• WHAT YOU HAVE TO DO: Rewrite the material below, changing every "quick-reply-chip" to "suggestion-chip" and leaving everything else as it is.

• Element and region data:
----

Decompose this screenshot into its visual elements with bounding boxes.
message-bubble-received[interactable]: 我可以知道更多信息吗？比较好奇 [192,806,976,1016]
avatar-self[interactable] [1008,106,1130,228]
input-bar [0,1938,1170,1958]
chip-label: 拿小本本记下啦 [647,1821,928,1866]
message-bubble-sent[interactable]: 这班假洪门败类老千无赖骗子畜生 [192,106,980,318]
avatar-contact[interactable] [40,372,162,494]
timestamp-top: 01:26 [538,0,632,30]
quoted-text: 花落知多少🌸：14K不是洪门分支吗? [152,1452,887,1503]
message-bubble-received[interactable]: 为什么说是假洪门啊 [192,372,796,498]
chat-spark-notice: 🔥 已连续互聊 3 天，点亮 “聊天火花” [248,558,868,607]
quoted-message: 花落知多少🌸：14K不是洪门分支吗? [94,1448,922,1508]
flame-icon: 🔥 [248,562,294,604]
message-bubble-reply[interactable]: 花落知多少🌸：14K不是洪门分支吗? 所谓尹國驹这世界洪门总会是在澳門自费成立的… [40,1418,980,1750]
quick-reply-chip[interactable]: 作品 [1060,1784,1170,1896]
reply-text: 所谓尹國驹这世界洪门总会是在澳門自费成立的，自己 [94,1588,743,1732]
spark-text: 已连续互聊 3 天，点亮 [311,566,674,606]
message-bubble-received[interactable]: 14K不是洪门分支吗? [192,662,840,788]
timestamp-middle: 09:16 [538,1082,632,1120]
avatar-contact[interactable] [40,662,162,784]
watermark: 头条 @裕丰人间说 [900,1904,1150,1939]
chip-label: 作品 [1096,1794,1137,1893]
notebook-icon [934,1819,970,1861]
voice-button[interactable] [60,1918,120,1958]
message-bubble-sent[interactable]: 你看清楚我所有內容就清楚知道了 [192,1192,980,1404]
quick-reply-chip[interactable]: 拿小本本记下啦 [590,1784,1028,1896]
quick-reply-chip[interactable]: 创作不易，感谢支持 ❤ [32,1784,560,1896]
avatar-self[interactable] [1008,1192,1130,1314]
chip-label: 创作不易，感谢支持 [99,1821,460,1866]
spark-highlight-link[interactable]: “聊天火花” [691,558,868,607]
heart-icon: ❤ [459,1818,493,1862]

----

• EXERCISE OUTPUT:
Decompose this screenshot into its visual elements with bounding boxes.
message-bubble-received[interactable]: 我可以知道更多信息吗？比较好奇 [192,806,976,1016]
avatar-self[interactable] [1008,106,1130,228]
input-bar [0,1938,1170,1958]
chip-label: 拿小本本记下啦 [647,1821,928,1866]
message-bubble-sent[interactable]: 这班假洪门败类老千无赖骗子畜生 [192,106,980,318]
avatar-contact[interactable] [40,372,162,494]
timestamp-top: 01:26 [538,0,632,30]
quoted-text: 花落知多少🌸：14K不是洪门分支吗? [152,1452,887,1503]
message-bubble-received[interactable]: 为什么说是假洪门啊 [192,372,796,498]
chat-spark-notice: 🔥 已连续互聊 3 天，点亮 “聊天火花” [248,558,868,607]
quoted-message: 花落知多少🌸：14K不是洪门分支吗? [94,1448,922,1508]
flame-icon: 🔥 [248,562,294,604]
message-bubble-reply[interactable]: 花落知多少🌸：14K不是洪门分支吗? 所谓尹國驹这世界洪门总会是在澳門自费成立的… [40,1418,980,1750]
suggestion-chip[interactable]: 作品 [1060,1784,1170,1896]
reply-text: 所谓尹國驹这世界洪门总会是在澳門自费成立的，自己 [94,1588,743,1732]
spark-text: 已连续互聊 3 天，点亮 [311,566,674,606]
message-bubble-received[interactable]: 14K不是洪门分支吗? [192,662,840,788]
timestamp-middle: 09:16 [538,1082,632,1120]
avatar-contact[interactable] [40,662,162,784]
watermark: 头条 @裕丰人间说 [900,1904,1150,1939]
chip-label: 作品 [1096,1794,1137,1893]
notebook-icon [934,1819,970,1861]
voice-button[interactable] [60,1918,120,1958]
message-bubble-sent[interactable]: 你看清楚我所有內容就清楚知道了 [192,1192,980,1404]
suggestion-chip[interactable]: 拿小本本记下啦 [590,1784,1028,1896]
suggestion-chip[interactable]: 创作不易，感谢支持 ❤ [32,1784,560,1896]
avatar-self[interactable] [1008,1192,1130,1314]
chip-label: 创作不易，感谢支持 [99,1821,460,1866]
spark-highlight-link[interactable]: “聊天火花” [691,558,868,607]
heart-icon: ❤ [459,1818,493,1862]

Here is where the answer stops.